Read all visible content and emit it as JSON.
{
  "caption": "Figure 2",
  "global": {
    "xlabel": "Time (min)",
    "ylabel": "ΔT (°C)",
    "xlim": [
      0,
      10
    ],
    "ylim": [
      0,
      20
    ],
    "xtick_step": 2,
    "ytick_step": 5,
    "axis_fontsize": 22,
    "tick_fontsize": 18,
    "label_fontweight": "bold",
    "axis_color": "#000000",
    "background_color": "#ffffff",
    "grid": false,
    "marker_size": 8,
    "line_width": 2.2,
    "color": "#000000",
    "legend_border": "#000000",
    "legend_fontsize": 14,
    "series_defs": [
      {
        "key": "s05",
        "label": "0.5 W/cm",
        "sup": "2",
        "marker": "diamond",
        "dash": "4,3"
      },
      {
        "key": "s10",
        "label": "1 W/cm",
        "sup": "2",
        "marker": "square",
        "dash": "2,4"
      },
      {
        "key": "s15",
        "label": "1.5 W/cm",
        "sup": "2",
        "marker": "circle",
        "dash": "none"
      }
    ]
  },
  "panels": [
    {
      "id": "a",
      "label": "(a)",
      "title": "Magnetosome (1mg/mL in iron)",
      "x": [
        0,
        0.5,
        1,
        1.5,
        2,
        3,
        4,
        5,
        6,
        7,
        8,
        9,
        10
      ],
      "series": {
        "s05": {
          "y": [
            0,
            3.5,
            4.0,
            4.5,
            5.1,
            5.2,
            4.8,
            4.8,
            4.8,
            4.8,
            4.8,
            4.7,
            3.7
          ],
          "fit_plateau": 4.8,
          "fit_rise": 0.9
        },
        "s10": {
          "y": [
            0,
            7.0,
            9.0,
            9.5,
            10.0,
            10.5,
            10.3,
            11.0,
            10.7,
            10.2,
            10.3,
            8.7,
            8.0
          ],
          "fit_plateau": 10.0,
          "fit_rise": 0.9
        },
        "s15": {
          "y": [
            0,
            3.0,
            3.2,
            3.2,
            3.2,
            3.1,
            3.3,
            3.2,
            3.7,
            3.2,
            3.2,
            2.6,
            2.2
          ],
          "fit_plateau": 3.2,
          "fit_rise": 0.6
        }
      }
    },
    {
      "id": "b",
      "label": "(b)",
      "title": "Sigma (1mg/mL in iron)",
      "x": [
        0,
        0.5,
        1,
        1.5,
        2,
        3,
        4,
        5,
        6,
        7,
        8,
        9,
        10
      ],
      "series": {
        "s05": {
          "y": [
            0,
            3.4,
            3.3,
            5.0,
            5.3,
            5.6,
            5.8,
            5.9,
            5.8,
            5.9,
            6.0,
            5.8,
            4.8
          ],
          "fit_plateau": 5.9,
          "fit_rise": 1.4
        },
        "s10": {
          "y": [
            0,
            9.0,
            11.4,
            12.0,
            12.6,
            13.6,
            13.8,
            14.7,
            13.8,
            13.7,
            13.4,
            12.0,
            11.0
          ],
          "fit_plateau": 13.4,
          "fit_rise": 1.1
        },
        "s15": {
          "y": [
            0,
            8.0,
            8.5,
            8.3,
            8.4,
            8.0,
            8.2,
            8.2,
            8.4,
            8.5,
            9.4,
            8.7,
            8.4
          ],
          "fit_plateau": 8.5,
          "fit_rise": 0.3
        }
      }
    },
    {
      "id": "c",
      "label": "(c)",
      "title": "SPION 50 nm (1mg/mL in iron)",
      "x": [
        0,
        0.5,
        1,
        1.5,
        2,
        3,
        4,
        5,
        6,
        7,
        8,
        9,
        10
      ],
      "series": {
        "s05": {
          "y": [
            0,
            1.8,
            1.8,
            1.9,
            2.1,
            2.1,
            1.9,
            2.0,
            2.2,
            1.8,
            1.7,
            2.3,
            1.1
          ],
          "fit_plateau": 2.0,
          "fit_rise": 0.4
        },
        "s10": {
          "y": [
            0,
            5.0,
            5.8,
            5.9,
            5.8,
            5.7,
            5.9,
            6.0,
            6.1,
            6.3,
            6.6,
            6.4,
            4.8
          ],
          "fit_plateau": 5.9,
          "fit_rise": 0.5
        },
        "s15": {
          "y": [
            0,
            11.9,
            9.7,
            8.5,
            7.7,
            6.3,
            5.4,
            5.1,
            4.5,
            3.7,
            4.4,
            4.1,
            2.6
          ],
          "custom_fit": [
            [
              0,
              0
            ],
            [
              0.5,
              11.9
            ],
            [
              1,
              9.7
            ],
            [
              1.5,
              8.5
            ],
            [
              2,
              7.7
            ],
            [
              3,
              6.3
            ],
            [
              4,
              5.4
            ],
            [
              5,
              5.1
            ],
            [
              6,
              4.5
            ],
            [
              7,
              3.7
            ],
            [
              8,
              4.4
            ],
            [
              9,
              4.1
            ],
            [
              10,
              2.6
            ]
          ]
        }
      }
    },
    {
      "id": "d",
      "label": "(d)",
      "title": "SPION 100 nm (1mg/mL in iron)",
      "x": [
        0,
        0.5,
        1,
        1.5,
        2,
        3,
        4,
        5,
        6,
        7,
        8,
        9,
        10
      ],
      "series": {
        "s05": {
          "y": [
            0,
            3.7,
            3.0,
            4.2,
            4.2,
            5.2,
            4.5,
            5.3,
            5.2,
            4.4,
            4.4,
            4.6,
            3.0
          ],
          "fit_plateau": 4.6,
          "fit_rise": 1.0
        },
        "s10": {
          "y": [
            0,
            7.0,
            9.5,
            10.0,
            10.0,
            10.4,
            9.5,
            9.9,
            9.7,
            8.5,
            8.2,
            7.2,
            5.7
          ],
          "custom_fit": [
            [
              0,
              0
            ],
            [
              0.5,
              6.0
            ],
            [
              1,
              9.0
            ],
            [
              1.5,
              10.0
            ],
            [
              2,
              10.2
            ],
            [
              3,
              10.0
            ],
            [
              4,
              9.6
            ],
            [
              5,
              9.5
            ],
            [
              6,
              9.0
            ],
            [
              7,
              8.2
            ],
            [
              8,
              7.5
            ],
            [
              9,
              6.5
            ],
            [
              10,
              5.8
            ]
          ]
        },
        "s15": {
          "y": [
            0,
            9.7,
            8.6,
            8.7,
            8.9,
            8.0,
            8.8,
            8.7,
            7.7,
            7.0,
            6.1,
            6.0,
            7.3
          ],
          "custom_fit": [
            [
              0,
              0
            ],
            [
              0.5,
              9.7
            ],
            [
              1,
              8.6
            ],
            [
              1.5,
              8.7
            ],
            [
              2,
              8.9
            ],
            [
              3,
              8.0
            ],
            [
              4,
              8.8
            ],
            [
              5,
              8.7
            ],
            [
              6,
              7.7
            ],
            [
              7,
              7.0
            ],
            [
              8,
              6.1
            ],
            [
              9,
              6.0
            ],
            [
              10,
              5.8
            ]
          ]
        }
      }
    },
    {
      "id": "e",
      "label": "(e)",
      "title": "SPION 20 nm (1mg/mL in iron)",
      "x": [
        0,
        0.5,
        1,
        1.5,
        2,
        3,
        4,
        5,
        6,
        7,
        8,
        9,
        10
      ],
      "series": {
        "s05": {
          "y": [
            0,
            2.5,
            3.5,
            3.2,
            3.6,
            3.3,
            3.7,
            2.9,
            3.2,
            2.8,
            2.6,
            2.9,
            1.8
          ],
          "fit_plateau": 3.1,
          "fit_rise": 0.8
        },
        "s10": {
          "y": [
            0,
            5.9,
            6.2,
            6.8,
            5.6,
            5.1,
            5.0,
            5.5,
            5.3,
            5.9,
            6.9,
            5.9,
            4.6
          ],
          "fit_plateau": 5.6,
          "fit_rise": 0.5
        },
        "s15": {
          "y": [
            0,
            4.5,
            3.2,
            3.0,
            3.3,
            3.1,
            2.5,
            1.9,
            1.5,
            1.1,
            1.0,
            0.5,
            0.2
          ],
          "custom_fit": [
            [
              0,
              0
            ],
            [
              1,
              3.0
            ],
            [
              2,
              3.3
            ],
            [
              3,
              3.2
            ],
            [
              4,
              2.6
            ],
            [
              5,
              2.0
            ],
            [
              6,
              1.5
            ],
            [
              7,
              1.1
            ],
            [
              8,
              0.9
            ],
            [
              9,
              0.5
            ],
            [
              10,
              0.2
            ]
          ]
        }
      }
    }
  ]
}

══════════

Search the data for the string "title" and copy each line where it appears.

      "title": "Magnetosome (1mg/mL in iron)",
      "title": "Sigma (1mg/mL in iron)",
      "title": "SPION 50 nm (1mg/mL in iron)",
      "title": "SPION 100 nm (1mg/mL in iron)",
      "title": "SPION 20 nm (1mg/mL in iron)",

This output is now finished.